Dataset listings of figures:
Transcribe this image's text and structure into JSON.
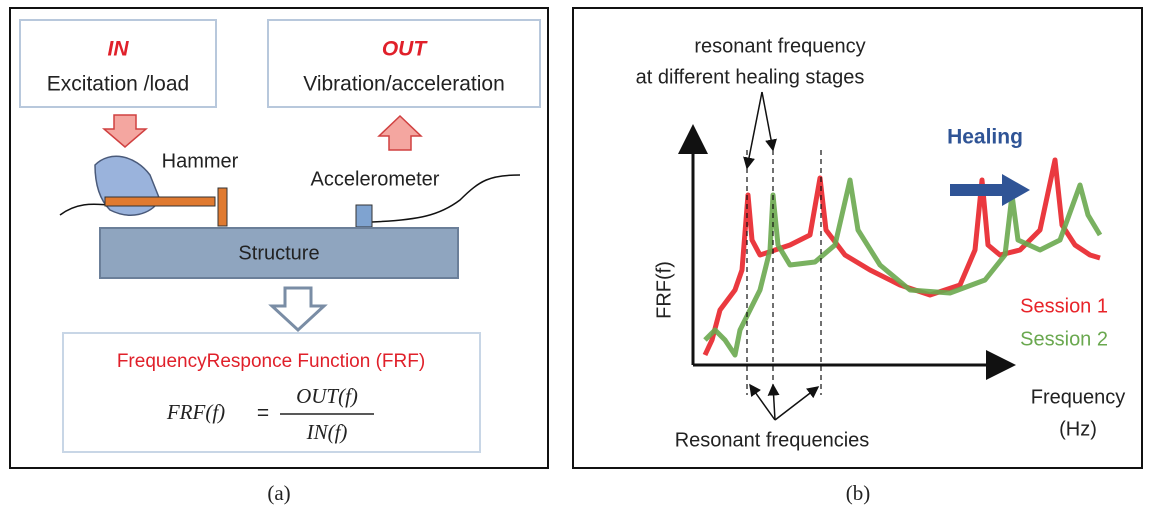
{
  "panel_a": {
    "in_label": "IN",
    "in_text": "Excitation /load",
    "out_label": "OUT",
    "out_text": "Vibration/acceleration",
    "hammer": "Hammer",
    "accelerometer": "Accelerometer",
    "structure": "Structure",
    "frf_title": "FrequencyResponce Function (FRF)",
    "formula_lhs": "FRF(f)",
    "formula_eq": "=",
    "formula_num": "OUT(f)",
    "formula_den": "IN(f)",
    "caption": "(a)"
  },
  "panel_b": {
    "annotation_top": [
      "resonant frequency",
      "at different healing stages"
    ],
    "healing": "Healing",
    "y_label": "FRF(f)",
    "x_label": [
      "Frequency",
      "(Hz)"
    ],
    "legend": [
      "Session 1",
      "Session 2"
    ],
    "annotation_bottom": "Resonant frequencies",
    "caption": "(b)"
  }
}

What is being asked: Go through the records. Copy each line where "healing" appears.

Result:
      "at different healing stages"
    "healing": "Healing",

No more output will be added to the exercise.